→ 課題 A
デジタルデバイドについての文章から、「デジタルデバイドとは?情報格差が誘発する問題と解決方法」を含むところで始まり「方法までまとめて解説します。」で終わる部分を、一字一句そのまま書き写してください。

→ 本文抜粋

▼

デジタルデバイドとは?情報格差が誘発する問題と解決方法
公開:2022年10月14日
インターネットやパソコンなどの情報通信技術の広がりと共に、耳にするようになった言葉、「デジタルデバイド」。デジタルデバイドとは、インターネットやパソコンのような情報通信技術を使える人と使えない人の間に生まれる差、つまり情報格差のことです。社会課題や、IT関連のトレンドを学んでいるビジネスパーソンであれば、押さえておきたい言葉のひとつでもあります。
そこで本コラムでは、デジタルデバイド(情報格差)の概要や生じる原因、解消方法までまとめて解説します。
このコラムを読んで分かること
- 主な3種類のデジタルデバイド
- デジタルデバイドが生じる4つの要因
- デジタルデバイドを解消する5つの方法
【目次】
- デジタルデバイドの概要
- デジタルデバイドの主な要因
- デジタルデバイドによって懸念される問題
- デジタルデバイドを解消するための方法
- デジタルデバイド縮小の鍵になる公立図書館
- まとめ
デジタルデバイドの概要
まずは、「デジタルデバイド」の言葉の意味や種類などを紹介します。
デジタルデバイドとは
「デジタルデバイド」とは、インターネットやパソコンのような情報通信技術を使える人と使えない人の間に生まれる「差」のことです。この差とは、手にすることができる情報量や質の差、つまりいわゆる「情報格差」を指しています。
例えば、スマートフォンやパソコンを持っている人・持っていない人、有効に使っている人・使っていない人の間には、デジタルな情報にアクセスできる・できないといった差が生まれます。そして、その差により知り得る情報量や質に差が生じているということです。
インターネットが普及するとともに、スマートフォンやタブレットなどのIT端末や、SNS、動画ストリーミングの利用も当たり前になりました。しかし、様々な理由からデジタル化の波に乗れず、IT端末、SNSを使用できない人や苦手な人もいます。このように、情報を適切に入手できる人と入手できない人、SNSなどをうまく利用できる人と利用できない人の格差が生まれた結果、デジタルデバイドが着目されるようになりました。
デジタルデバイドの種類
デジタルデバイド(情報格差)は、「個人間・集団間におけるデジタルデバイド」、「地域間におけるデジタルデバイド」、「国際間におけるデジタルデバイド」の3種類に分類されます。ここからはそれぞれの特徴を解説します。
1.個人間・ 集団間におけるデジタルデバイド
個人間・集団間におけるデジタルデバイドは、企業や学校など一定の集団やグループ内で生じる情報格差のことを指します。性別や年齢、学歴、収入など、身体的・社会的条件の違いによって差が生じる場合があります。
ITに慣れ親しむ機会が少なかった高齢層や、収入の差によって所有しているIT機器が違うといった理由から差が生まれると考えられます。

▲

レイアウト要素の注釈
▼

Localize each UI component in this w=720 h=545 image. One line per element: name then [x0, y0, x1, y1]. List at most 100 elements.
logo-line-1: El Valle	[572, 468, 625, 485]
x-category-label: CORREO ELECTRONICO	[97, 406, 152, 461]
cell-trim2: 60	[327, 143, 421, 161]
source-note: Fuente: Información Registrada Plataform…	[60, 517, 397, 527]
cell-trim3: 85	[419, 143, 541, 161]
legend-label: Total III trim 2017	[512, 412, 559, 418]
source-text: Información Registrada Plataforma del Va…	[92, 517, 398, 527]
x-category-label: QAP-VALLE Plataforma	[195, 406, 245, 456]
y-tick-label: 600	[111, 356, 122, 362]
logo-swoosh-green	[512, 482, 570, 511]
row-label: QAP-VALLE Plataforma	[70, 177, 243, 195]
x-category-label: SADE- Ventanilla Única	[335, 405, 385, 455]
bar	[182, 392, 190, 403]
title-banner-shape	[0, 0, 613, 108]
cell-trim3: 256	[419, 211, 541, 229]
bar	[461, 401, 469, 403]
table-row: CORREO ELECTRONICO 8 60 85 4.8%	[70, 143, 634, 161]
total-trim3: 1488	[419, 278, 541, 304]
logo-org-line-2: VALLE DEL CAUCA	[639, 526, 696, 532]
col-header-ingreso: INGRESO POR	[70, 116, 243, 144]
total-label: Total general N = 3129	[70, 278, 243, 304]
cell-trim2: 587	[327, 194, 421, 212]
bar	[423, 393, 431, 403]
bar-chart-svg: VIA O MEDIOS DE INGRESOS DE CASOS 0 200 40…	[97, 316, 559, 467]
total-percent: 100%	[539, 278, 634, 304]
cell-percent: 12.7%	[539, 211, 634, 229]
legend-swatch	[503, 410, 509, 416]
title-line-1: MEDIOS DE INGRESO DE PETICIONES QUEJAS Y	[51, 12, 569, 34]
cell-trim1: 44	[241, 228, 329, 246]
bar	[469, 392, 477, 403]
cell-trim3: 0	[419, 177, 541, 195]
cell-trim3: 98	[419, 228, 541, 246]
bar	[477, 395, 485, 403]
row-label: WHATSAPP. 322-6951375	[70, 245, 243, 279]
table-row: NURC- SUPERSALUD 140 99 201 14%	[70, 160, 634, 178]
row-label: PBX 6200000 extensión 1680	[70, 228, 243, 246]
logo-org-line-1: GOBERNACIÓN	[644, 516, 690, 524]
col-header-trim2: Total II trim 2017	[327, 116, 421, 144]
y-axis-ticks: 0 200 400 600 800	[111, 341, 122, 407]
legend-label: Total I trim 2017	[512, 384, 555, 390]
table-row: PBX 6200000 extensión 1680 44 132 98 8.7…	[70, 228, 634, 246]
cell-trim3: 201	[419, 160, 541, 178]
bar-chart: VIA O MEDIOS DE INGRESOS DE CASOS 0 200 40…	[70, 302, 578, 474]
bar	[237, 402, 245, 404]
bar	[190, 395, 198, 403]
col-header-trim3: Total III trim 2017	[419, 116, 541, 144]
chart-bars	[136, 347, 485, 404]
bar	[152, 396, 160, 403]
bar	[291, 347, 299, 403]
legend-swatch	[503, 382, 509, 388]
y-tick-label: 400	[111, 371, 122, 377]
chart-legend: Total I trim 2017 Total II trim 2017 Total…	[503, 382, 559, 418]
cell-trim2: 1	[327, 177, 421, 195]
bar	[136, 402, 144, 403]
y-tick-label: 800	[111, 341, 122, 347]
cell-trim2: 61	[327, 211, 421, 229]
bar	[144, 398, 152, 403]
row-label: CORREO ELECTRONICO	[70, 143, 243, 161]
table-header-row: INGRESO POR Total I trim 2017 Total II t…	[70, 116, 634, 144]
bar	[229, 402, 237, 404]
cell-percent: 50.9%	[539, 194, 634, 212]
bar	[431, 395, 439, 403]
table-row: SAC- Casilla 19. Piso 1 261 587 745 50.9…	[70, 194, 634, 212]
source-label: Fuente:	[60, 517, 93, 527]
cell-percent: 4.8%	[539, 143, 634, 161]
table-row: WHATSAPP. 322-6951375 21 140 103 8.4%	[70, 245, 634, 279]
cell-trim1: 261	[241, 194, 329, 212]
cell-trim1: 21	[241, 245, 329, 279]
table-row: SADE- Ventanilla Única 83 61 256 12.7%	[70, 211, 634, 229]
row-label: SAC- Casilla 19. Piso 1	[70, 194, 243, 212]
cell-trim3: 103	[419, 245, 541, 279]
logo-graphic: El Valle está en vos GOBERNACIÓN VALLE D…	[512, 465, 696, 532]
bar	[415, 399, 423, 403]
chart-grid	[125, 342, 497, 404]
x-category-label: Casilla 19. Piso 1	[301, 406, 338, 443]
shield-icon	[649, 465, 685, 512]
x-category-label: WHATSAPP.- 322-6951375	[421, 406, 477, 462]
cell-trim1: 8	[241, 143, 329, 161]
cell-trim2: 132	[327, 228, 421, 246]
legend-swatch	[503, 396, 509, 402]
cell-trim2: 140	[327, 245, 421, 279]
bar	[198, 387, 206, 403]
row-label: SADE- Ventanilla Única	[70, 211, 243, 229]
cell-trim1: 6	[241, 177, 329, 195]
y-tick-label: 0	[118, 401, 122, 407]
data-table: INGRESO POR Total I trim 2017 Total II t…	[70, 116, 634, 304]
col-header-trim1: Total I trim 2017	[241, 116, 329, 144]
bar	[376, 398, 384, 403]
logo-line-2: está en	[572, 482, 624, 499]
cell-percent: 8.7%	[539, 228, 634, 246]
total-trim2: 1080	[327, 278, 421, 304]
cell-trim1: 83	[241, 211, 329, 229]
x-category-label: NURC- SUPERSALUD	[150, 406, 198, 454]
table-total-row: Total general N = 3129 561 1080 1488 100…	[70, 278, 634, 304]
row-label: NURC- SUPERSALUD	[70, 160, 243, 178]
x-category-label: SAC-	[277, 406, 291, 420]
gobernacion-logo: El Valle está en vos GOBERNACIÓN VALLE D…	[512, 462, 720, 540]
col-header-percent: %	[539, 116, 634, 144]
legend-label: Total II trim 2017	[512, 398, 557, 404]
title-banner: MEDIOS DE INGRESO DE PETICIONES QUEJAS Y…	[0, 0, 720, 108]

▲
▼

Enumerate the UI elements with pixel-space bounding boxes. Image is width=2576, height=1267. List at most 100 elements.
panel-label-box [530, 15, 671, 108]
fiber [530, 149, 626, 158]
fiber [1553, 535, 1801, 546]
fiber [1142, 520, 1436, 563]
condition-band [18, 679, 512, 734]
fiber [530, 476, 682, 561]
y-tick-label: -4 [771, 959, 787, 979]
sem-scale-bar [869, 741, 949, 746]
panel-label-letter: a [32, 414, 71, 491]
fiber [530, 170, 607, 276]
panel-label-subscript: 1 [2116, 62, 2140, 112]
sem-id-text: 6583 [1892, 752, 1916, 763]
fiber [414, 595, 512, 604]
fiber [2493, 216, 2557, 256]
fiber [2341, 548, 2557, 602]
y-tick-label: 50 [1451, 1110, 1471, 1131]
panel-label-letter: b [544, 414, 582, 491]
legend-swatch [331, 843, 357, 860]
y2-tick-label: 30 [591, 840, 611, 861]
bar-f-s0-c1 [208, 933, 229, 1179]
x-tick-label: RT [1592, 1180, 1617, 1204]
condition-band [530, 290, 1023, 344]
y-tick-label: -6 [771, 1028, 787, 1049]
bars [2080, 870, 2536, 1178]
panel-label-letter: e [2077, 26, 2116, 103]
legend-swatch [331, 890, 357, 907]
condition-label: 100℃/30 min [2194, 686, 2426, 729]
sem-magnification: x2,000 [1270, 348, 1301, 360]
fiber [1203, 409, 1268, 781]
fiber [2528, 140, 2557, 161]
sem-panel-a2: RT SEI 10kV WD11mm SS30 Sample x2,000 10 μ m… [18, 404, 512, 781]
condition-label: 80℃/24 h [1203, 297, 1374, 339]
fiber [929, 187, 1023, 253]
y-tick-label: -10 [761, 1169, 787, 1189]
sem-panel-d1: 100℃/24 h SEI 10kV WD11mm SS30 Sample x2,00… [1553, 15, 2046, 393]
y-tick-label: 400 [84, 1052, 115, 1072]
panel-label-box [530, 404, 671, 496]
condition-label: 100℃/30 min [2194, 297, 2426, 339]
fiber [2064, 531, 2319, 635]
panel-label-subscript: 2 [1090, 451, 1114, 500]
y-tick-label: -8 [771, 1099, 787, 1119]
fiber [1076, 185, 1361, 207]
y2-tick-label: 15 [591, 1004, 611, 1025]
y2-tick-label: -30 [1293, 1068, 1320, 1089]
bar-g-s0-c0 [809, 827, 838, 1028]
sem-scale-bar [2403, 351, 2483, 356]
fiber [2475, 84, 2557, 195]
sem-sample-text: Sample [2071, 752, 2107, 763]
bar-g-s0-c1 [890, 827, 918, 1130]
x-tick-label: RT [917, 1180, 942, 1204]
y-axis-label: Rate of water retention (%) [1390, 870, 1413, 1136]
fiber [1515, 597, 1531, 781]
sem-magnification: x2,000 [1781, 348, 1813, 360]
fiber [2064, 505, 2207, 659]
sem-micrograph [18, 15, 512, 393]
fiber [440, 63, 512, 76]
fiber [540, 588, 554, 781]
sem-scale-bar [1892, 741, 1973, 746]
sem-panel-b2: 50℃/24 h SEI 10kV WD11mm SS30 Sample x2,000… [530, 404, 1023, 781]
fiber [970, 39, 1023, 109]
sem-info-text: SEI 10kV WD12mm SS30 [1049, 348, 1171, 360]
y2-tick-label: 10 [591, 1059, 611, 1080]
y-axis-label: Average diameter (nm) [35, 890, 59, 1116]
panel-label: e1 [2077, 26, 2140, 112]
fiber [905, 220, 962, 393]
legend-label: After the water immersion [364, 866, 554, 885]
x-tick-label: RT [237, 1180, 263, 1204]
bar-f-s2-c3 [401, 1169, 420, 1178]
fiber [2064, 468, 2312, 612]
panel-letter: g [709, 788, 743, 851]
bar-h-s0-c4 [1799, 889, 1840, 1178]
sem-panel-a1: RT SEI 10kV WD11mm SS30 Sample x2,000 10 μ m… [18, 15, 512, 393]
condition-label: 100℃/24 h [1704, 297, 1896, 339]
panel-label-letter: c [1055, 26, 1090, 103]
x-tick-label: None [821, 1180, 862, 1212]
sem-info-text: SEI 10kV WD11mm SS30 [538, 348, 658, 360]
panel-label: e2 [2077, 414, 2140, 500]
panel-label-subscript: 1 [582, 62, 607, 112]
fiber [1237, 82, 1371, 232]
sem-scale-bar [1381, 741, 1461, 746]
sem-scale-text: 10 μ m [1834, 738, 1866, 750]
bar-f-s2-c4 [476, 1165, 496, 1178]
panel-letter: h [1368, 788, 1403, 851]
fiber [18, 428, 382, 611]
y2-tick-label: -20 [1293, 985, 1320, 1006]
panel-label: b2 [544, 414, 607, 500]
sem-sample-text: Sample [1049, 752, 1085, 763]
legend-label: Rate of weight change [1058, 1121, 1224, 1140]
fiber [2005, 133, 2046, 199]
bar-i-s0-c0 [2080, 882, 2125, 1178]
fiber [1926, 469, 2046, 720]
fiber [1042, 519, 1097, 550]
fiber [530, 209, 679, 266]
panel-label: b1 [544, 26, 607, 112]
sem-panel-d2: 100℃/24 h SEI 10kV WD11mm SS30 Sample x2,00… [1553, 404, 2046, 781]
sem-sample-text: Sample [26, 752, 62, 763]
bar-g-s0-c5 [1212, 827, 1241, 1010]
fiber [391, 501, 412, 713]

▲

→ 課題 B
上のレコードのうち、「Enumerate the UI」を含む行から「bar-g-s0-c1 [890, 827, 918, 1130]」を含む行までを、「番号」と「行」の2列のMarkdown表として出力してください。空行は入れないでください。

→ 解答 A
デジタルデバイドとは?情報格差が誘発する問題と解決方法
公開:2022年10月14日
インターネットやパソコンなどの情報通信技術の広がりと共に、耳にするようになった言葉、「デジタルデバイド」。デジタルデバイドとは、インターネットやパソコンのような情報通信技術を使える人と使えない人の間に生まれる差、つまり情報格差のことです。社会課題や、IT関連のトレンドを学んでいるビジネスパーソンであれば、押さえておきたい言葉のひとつでもあります。
そこで本コラムでは、デジタルデバイド(情報格差)の概要や生じる原因、解消方法までまとめて解説します。

→ 解答 B
| 番号 | 行 |
|---|---|
| 1 | Enumerate the UI elements with pixel-space bounding boxes. Image is width=2576, height=1267. List at most 100 elements. |
| 2 | panel-label-box [530, 15, 671, 108] |
| 3 | fiber [530, 149, 626, 158] |
| 4 | fiber [1553, 535, 1801, 546] |
| 5 | fiber [1142, 520, 1436, 563] |
| 6 | condition-band [18, 679, 512, 734] |
| 7 | fiber [530, 476, 682, 561] |
| 8 | y-tick-label: -4 [771, 959, 787, 979] |
| 9 | sem-scale-bar [869, 741, 949, 746] |
| 10 | panel-label-letter: a [32, 414, 71, 491] |
| 11 | fiber [530, 170, 607, 276] |
| 12 | panel-label-subscript: 1 [2116, 62, 2140, 112] |
| 13 | sem-id-text: 6583 [1892, 752, 1916, 763] |
| 14 | fiber [414, 595, 512, 604] |
| 15 | fiber [2493, 216, 2557, 256] |
| 16 | fiber [2341, 548, 2557, 602] |
| 17 | y-tick-label: 50 [1451, 1110, 1471, 1131] |
| 18 | panel-label-letter: b [544, 414, 582, 491] |
| 19 | legend-swatch [331, 843, 357, 860] |
| 20 | y2-tick-label: 30 [591, 840, 611, 861] |
| 21 | bar-f-s0-c1 [208, 933, 229, 1179] |
| 22 | x-tick-label: RT [1592, 1180, 1617, 1204] |
| 23 | condition-band [530, 290, 1023, 344] |
| 24 | y-tick-label: -6 [771, 1028, 787, 1049] |
| 25 | bars [2080, 870, 2536, 1178] |
| 26 | panel-label-letter: e [2077, 26, 2116, 103] |
| 27 | legend-swatch [331, 890, 357, 907] |
| 28 | condition-label: 100℃/30 min [2194, 686, 2426, 729] |
| 29 | sem-magnification: x2,000 [1270, 348, 1301, 360] |
| 30 | fiber [1203, 409, 1268, 781] |
| 31 | fiber [2528, 140, 2557, 161] |
| 32 | sem-panel-a2: RT SEI 10kV WD11mm SS30 Sample x2,000 10 μ m… [18, 404, 512, 781] |
| 33 | condition-label: 80℃/24 h [1203, 297, 1374, 339] |
| 34 | fiber [929, 187, 1023, 253] |
| 35 | y-tick-label: -10 [761, 1169, 787, 1189] |
| 36 | sem-panel-d1: 100℃/24 h SEI 10kV WD11mm SS30 Sample x2,00… [1553, 15, 2046, 393] |
| 37 | y-tick-label: 400 [84, 1052, 115, 1072] |
| 38 | panel-label-box [530, 404, 671, 496] |
| 39 | condition-label: 100℃/30 min [2194, 297, 2426, 339] |
| 40 | fiber [2064, 531, 2319, 635] |
| 41 | panel-label-subscript: 2 [1090, 451, 1114, 500] |
| 42 | y-tick-label: -8 [771, 1099, 787, 1119] |
| 43 | fiber [1076, 185, 1361, 207] |
| 44 | y2-tick-label: 15 [591, 1004, 611, 1025] |
| 45 | y2-tick-label: -30 [1293, 1068, 1320, 1089] |
| 46 | bar-g-s0-c0 [809, 827, 838, 1028] |
| 47 | sem-scale-bar [2403, 351, 2483, 356] |
| 48 | fiber [2475, 84, 2557, 195] |
| 49 | sem-sample-text: Sample [2071, 752, 2107, 763] |
| 50 | bar-g-s0-c1 [890, 827, 918, 1130] |